* Stored records:
....................
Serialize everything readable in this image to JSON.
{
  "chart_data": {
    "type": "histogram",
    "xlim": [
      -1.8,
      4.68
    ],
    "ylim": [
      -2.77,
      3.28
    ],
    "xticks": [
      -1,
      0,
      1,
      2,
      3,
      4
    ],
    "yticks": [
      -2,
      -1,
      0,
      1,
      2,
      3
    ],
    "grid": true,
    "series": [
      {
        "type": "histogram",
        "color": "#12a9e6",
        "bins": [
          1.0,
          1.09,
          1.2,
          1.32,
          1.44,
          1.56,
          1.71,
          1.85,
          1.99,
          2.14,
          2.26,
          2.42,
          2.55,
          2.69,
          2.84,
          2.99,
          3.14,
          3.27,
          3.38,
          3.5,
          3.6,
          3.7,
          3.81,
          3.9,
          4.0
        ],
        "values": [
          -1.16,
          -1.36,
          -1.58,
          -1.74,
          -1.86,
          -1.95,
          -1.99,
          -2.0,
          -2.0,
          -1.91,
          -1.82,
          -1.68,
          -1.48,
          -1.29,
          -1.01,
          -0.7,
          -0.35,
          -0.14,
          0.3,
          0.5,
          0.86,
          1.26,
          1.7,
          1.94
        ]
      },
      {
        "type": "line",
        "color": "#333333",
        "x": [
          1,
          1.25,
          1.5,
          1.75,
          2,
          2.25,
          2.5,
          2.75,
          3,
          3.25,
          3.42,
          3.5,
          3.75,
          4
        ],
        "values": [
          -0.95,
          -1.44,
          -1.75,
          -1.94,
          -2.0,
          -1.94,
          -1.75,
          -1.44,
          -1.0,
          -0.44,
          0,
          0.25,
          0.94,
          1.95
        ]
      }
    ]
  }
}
....................
* WHAT NEEDS TO BE DONE:
Say how many lines in the records hold "type", with the number as the whole reply.

* TASK SOLUTION:
3